== Dataset records ==
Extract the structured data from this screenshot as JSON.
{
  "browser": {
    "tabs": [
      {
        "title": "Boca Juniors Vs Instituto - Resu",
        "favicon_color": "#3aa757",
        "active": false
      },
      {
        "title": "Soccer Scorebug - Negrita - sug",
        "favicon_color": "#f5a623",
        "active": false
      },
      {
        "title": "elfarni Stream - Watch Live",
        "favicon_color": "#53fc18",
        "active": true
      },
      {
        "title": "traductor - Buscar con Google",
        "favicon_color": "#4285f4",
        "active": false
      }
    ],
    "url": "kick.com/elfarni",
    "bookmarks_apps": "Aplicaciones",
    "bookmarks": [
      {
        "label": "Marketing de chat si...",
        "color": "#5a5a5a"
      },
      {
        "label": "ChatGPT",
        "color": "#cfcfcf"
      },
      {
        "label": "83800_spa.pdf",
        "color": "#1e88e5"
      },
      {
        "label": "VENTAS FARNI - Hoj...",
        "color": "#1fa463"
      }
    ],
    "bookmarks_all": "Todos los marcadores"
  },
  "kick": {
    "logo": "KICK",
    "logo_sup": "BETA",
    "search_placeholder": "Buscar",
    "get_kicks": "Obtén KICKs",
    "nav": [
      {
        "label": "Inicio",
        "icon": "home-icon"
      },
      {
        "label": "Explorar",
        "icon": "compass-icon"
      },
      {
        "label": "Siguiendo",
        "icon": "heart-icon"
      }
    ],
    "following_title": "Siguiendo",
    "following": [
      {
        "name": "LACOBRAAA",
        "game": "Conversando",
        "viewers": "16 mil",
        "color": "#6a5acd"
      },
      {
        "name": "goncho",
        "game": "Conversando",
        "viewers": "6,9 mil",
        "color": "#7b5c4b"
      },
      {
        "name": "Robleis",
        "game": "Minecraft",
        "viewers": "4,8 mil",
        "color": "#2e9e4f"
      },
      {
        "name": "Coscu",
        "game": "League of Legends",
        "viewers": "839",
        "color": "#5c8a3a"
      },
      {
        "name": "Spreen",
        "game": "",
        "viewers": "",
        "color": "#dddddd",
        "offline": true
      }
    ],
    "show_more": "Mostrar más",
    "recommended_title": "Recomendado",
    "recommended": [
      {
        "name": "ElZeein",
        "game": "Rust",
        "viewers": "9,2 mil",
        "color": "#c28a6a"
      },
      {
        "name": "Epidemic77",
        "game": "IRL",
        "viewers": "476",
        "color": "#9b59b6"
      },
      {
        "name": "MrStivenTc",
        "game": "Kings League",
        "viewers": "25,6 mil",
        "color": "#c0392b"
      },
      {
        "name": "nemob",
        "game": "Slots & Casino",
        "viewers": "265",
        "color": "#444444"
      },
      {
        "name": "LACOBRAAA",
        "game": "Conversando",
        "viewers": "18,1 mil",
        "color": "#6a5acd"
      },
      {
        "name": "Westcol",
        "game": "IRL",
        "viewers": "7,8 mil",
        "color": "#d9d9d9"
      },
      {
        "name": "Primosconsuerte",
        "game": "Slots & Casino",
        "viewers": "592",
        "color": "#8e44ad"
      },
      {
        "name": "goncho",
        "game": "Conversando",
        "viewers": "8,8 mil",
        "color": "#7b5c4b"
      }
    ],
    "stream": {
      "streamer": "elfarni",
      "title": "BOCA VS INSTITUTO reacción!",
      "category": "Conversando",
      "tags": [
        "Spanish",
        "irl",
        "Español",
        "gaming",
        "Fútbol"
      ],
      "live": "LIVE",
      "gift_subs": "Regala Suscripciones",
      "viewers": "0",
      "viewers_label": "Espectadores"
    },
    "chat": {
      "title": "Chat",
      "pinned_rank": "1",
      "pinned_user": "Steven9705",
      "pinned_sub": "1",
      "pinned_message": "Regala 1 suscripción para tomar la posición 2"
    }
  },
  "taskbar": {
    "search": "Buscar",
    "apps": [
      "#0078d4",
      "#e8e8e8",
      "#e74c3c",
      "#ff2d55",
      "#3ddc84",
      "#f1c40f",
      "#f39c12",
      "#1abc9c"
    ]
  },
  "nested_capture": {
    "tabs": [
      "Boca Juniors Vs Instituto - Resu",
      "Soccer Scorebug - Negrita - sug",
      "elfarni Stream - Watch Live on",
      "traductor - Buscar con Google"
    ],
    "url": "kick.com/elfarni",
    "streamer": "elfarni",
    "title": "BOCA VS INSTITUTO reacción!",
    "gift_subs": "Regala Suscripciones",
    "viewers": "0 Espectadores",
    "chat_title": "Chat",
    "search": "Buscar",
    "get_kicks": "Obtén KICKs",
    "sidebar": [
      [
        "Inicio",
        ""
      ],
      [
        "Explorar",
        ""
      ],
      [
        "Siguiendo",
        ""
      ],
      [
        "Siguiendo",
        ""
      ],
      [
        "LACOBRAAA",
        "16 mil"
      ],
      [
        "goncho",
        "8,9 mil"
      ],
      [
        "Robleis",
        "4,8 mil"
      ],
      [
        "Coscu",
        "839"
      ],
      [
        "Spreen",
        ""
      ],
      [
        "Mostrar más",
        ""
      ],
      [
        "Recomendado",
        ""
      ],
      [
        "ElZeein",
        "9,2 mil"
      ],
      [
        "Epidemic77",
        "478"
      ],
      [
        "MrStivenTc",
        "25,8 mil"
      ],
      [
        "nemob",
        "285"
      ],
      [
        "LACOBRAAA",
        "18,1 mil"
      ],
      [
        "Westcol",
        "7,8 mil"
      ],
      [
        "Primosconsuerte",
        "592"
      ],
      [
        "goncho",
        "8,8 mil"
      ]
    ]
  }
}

== Your objective ==
Pick out the lines containing the string "reacción".

== Completed task ==
      "title": "BOCA VS INSTITUTO reacción!",
    "title": "BOCA VS INSTITUTO reacción!",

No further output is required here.